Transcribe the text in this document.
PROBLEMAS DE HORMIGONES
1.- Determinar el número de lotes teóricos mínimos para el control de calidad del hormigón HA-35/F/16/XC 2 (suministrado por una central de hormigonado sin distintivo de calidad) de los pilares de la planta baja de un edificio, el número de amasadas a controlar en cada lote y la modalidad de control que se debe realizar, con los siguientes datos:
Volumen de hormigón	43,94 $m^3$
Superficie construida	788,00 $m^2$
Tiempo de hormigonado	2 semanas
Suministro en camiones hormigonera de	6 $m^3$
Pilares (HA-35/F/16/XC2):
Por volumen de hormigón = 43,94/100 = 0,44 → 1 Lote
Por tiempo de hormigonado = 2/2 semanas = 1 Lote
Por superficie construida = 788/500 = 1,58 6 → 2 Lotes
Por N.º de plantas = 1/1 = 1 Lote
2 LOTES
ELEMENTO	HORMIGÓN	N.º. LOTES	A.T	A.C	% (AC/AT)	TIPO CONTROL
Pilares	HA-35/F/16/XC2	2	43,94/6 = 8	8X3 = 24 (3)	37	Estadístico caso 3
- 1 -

....................

* [Instructions to follow]
Extract every line above exactly as it stands.

* [Completed exercise]
Transcribe the text in this document.
PROBLEMAS DE HORMIGONES
1.- Determinar el número de lotes teóricos mínimos para el control de calidad del hormigón HA-35/F/16/XC 2 (suministrado por una central de hormigonado sin distintivo de calidad) de los pilares de la planta baja de un edificio, el número de amasadas a controlar en cada lote y la modalidad de control que se debe realizar, con los siguientes datos:
Volumen de hormigón	43,94 $m^3$
Superficie construida	788,00 $m^2$
Tiempo de hormigonado	2 semanas
Suministro en camiones hormigonera de	6 $m^3$
Pilares (HA-35/F/16/XC2):
Por volumen de hormigón = 43,94/100 = 0,44 → 1 Lote
Por tiempo de hormigonado = 2/2 semanas = 1 Lote
Por superficie construida = 788/500 = 1,58 6 → 2 Lotes
Por N.º de plantas = 1/1 = 1 Lote
2 LOTES
ELEMENTO	HORMIGÓN	N.º. LOTES	A.T	A.C	% (AC/AT)	TIPO CONTROL
Pilares	HA-35/F/16/XC2	2	43,94/6 = 8	8X3 = 24 (3)	37	Estadístico caso 3
- 1 -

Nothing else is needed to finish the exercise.